Stored items from a collection:
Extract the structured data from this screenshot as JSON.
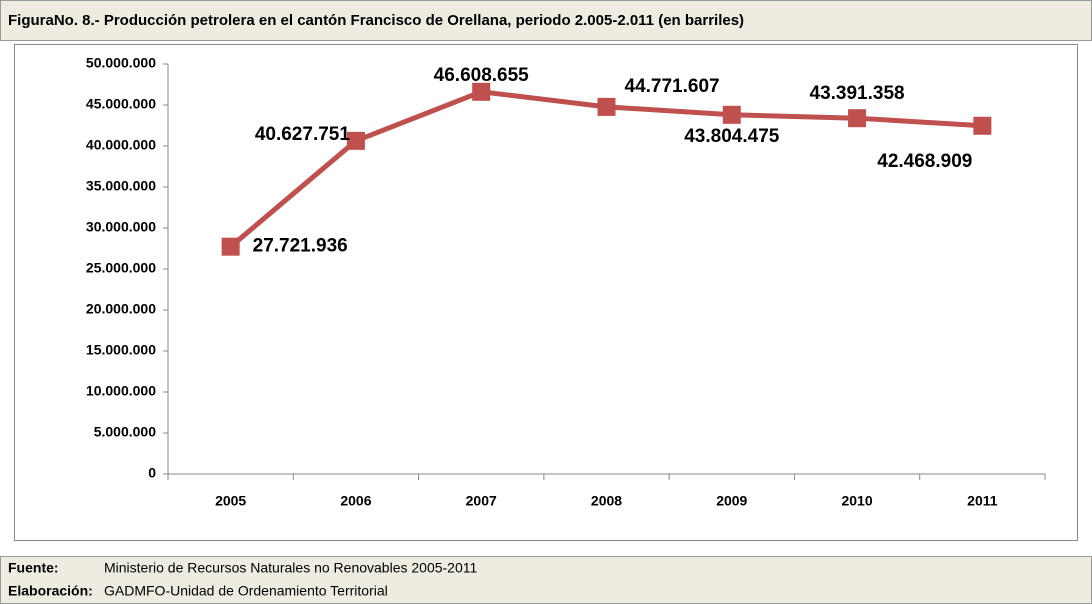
{
  "chart_data": {
    "type": "line",
    "title": "FiguraNo. 8.- Producción petrolera en el cantón Francisco de Orellana, periodo 2.005-2.011 (en barriles)",
    "categories": [
      "2005",
      "2006",
      "2007",
      "2008",
      "2009",
      "2010",
      "2011"
    ],
    "values": [
      27721936,
      40627751,
      46608655,
      44771607,
      43804475,
      43391358,
      42468909
    ],
    "value_labels": [
      "27.721.936",
      "40.627.751",
      "46.608.655",
      "44.771.607",
      "43.804.475",
      "43.391.358",
      "42.468.909"
    ],
    "color": "#c0504d",
    "ylim": [
      0,
      50000000
    ],
    "yticks": [
      0,
      {
        "value": 5000000,
        "label": "5.000.000"
      },
      {
        "value": 10000000,
        "label": "10.000.000"
      },
      {
        "value": 15000000,
        "label": "15.000.000"
      },
      {
        "value": 20000000,
        "label": "20.000.000"
      },
      {
        "value": 25000000,
        "label": "25.000.000"
      },
      {
        "value": 30000000,
        "label": "30.000.000"
      },
      {
        "value": 35000000,
        "label": "35.000.000"
      },
      {
        "value": 40000000,
        "label": "40.000.000"
      },
      {
        "value": 45000000,
        "label": "45.000.000"
      },
      {
        "value": 50000000,
        "label": "50.000.000"
      }
    ],
    "grid": false
  },
  "footer": {
    "source_label": "Fuente:",
    "source": "Ministerio de Recursos Naturales no Renovables 2005-2011",
    "made_label": "Elaboración:",
    "made": "GADMFO-Unidad de Ordenamiento Territorial"
  }
}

:: GIVEN EXERCISE ::
Could you reproduce every record above exactly, leaving out the pictures?

:: ANSWER TO THIS EXERCISE ::
Extract the structured data from this screenshot as JSON.
{
  "chart_data": {
    "type": "line",
    "title": "FiguraNo. 8.- Producción petrolera en el cantón Francisco de Orellana, periodo 2.005-2.011 (en barriles)",
    "categories": [
      "2005",
      "2006",
      "2007",
      "2008",
      "2009",
      "2010",
      "2011"
    ],
    "values": [
      27721936,
      40627751,
      46608655,
      44771607,
      43804475,
      43391358,
      42468909
    ],
    "value_labels": [
      "27.721.936",
      "40.627.751",
      "46.608.655",
      "44.771.607",
      "43.804.475",
      "43.391.358",
      "42.468.909"
    ],
    "color": "#c0504d",
    "ylim": [
      0,
      50000000
    ],
    "yticks": [
      0,
      {
        "value": 5000000,
        "label": "5.000.000"
      },
      {
        "value": 10000000,
        "label": "10.000.000"
      },
      {
        "value": 15000000,
        "label": "15.000.000"
      },
      {
        "value": 20000000,
        "label": "20.000.000"
      },
      {
        "value": 25000000,
        "label": "25.000.000"
      },
      {
        "value": 30000000,
        "label": "30.000.000"
      },
      {
        "value": 35000000,
        "label": "35.000.000"
      },
      {
        "value": 40000000,
        "label": "40.000.000"
      },
      {
        "value": 45000000,
        "label": "45.000.000"
      },
      {
        "value": 50000000,
        "label": "50.000.000"
      }
    ],
    "grid": false
  },
  "footer": {
    "source_label": "Fuente:",
    "source": "Ministerio de Recursos Naturales no Renovables 2005-2011",
    "made_label": "Elaboración:",
    "made": "GADMFO-Unidad de Ordenamiento Territorial"
  }
}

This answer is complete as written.